__WHAT YOU SHOULD DO__: Print the data that follows exactly.

— Start —

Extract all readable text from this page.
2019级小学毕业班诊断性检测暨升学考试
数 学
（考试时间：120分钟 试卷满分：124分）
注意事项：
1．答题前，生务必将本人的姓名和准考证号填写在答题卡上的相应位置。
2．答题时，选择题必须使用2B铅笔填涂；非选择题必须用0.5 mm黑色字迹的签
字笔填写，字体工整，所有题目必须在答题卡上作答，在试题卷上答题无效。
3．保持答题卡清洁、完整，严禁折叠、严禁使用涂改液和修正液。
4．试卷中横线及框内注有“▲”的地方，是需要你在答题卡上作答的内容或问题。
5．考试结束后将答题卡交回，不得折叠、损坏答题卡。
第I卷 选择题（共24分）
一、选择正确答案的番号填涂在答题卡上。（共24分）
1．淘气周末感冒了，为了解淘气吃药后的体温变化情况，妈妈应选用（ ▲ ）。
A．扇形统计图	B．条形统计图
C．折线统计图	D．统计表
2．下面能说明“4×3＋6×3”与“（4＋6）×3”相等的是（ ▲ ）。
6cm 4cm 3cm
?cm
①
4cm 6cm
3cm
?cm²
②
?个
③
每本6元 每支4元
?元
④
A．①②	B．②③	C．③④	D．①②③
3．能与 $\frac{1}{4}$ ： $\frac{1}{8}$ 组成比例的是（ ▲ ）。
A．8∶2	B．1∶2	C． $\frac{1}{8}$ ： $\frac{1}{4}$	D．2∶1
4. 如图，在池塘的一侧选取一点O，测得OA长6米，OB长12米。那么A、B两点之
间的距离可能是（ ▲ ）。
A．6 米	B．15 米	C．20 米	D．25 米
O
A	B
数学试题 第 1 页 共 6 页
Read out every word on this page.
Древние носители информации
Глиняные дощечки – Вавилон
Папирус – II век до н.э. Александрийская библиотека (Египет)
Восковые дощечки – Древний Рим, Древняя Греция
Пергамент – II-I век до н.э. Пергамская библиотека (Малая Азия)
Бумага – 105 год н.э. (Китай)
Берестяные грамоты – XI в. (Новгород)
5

— End —

__FINAL RESULT__:
Extract all readable text from this page.
2019级小学毕业班诊断性检测暨升学考试
数 学
（考试时间：120分钟 试卷满分：124分）
注意事项：
1．答题前，生务必将本人的姓名和准考证号填写在答题卡上的相应位置。
2．答题时，选择题必须使用2B铅笔填涂；非选择题必须用0.5 mm黑色字迹的签
字笔填写，字体工整，所有题目必须在答题卡上作答，在试题卷上答题无效。
3．保持答题卡清洁、完整，严禁折叠、严禁使用涂改液和修正液。
4．试卷中横线及框内注有“▲”的地方，是需要你在答题卡上作答的内容或问题。
5．考试结束后将答题卡交回，不得折叠、损坏答题卡。
第I卷 选择题（共24分）
一、选择正确答案的番号填涂在答题卡上。（共24分）
1．淘气周末感冒了，为了解淘气吃药后的体温变化情况，妈妈应选用（ ▲ ）。
A．扇形统计图	B．条形统计图
C．折线统计图	D．统计表
2．下面能说明“4×3＋6×3”与“（4＋6）×3”相等的是（ ▲ ）。
6cm 4cm 3cm
?cm
①
4cm 6cm
3cm
?cm²
②
?个
③
每本6元 每支4元
?元
④
A．①②	B．②③	C．③④	D．①②③
3．能与 $\frac{1}{4}$ ： $\frac{1}{8}$ 组成比例的是（ ▲ ）。
A．8∶2	B．1∶2	C． $\frac{1}{8}$ ： $\frac{1}{4}$	D．2∶1
4. 如图，在池塘的一侧选取一点O，测得OA长6米，OB长12米。那么A、B两点之
间的距离可能是（ ▲ ）。
A．6 米	B．15 米	C．20 米	D．25 米
O
A	B
数学试题 第 1 页 共 6 页
Read out every word on this page.
Древние носители информации
Глиняные дощечки – Вавилон
Папирус – II век до н.э. Александрийская библиотека (Египет)
Восковые дощечки – Древний Рим, Древняя Греция
Пергамент – II-I век до н.э. Пергамская библиотека (Малая Азия)
Бумага – 105 год н.э. (Китай)
Берестяные грамоты – XI в. (Новгород)
5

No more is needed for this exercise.